---------- Materials provided

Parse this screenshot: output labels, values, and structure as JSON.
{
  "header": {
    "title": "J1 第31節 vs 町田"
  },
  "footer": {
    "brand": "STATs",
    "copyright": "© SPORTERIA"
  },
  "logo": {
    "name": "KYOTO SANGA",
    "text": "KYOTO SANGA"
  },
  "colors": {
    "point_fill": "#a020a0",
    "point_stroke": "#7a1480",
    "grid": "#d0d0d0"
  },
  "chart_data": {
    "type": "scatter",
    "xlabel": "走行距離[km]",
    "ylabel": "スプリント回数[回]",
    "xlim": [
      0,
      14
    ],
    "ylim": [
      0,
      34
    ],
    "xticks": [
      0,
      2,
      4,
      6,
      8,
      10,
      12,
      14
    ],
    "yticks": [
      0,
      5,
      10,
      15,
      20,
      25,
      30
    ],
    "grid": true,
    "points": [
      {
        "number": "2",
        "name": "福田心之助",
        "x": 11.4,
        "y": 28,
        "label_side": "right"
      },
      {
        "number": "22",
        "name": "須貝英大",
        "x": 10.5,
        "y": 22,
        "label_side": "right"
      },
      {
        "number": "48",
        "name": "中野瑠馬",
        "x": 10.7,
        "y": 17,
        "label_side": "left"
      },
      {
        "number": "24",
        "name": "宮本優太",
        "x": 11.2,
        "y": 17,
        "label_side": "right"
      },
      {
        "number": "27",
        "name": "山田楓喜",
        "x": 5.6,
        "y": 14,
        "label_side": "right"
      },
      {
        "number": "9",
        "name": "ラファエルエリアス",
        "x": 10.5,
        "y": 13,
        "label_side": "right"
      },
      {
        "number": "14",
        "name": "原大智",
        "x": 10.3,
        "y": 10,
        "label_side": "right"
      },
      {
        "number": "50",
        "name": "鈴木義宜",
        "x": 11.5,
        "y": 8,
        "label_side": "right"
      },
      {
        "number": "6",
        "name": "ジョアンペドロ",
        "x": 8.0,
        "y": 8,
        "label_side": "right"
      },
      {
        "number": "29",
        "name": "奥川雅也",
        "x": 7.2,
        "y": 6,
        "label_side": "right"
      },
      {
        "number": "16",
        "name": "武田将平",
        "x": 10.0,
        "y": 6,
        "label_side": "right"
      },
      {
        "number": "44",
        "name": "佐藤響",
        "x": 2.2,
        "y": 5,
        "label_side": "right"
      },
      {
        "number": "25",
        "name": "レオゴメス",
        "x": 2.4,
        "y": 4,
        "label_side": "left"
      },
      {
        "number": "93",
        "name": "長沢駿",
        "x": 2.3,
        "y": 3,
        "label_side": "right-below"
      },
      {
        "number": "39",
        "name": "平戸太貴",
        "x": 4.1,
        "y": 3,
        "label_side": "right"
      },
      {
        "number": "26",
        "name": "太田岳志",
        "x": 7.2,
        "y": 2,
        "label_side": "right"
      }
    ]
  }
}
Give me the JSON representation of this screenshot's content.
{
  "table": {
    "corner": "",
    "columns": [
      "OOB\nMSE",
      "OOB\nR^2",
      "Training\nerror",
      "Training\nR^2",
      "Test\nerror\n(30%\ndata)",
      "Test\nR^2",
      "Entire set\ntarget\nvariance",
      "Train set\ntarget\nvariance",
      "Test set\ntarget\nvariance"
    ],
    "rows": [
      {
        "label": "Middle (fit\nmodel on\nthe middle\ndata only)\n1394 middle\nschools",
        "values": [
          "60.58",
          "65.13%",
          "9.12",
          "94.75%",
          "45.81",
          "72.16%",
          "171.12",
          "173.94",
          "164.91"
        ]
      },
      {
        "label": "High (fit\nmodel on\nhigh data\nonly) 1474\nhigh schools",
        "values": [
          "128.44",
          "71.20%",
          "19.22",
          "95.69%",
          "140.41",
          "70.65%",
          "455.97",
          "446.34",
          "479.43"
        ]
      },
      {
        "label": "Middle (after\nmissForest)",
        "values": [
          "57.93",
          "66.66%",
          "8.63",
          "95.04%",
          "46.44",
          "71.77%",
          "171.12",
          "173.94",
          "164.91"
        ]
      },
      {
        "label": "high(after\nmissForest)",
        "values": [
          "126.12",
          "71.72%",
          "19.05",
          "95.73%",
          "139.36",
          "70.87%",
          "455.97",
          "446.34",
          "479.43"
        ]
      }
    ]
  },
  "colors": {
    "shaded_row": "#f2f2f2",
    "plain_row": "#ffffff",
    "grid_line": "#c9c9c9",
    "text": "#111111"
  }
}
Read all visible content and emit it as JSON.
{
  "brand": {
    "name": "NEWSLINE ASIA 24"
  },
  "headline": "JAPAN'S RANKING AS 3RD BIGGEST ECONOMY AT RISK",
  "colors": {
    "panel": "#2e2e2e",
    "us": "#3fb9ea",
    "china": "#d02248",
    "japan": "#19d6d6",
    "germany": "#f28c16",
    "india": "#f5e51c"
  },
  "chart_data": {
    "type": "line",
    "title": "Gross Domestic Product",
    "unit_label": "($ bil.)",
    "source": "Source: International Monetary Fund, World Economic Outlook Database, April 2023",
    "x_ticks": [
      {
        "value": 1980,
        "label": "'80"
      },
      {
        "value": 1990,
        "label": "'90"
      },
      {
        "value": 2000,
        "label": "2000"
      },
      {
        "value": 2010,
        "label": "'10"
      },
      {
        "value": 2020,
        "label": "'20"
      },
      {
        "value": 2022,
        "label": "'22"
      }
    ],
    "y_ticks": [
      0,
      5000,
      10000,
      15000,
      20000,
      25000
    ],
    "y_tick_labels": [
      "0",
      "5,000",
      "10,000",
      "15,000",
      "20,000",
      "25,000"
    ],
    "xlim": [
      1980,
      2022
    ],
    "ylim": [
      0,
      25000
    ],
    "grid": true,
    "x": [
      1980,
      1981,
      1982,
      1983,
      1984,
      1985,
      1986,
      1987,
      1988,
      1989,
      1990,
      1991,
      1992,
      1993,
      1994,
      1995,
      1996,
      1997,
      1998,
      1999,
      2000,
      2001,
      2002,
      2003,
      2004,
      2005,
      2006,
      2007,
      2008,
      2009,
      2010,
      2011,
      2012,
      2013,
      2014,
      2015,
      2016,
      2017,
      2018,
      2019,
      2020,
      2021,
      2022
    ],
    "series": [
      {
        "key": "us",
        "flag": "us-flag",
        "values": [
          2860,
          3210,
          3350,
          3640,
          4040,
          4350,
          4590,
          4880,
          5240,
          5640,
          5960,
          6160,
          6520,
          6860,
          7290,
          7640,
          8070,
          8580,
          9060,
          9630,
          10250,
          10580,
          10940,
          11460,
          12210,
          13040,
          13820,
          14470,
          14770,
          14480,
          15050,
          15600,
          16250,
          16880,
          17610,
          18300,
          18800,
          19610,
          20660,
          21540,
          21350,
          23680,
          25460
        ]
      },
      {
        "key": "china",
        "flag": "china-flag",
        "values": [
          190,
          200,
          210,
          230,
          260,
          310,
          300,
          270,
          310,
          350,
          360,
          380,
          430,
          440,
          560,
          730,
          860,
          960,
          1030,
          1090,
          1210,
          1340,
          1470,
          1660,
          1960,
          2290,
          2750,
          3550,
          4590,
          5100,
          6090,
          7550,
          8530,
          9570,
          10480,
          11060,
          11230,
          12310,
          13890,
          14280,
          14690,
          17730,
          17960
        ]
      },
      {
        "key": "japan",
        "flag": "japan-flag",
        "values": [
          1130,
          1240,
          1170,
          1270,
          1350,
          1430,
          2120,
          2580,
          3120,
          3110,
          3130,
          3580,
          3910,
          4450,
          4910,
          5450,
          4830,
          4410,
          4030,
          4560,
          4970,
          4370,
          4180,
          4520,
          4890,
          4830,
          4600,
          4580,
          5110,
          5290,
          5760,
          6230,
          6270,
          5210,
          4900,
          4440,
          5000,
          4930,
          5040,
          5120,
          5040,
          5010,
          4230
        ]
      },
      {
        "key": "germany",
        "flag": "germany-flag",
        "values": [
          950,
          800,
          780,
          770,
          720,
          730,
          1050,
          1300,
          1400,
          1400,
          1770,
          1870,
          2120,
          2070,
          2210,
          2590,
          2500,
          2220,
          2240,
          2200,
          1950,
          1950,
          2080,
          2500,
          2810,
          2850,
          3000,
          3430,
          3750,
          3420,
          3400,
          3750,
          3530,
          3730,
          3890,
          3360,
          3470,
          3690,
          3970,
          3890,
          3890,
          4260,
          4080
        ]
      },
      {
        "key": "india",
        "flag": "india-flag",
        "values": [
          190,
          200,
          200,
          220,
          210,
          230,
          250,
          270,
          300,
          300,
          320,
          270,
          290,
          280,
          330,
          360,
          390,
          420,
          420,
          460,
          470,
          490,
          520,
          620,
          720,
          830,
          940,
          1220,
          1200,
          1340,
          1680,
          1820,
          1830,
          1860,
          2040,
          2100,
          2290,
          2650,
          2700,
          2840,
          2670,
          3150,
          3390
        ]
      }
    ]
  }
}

--------------------

Indicate how many lines of the material contain the string "nerror", giving the number and nothing more.

◆ Response to the exercise
2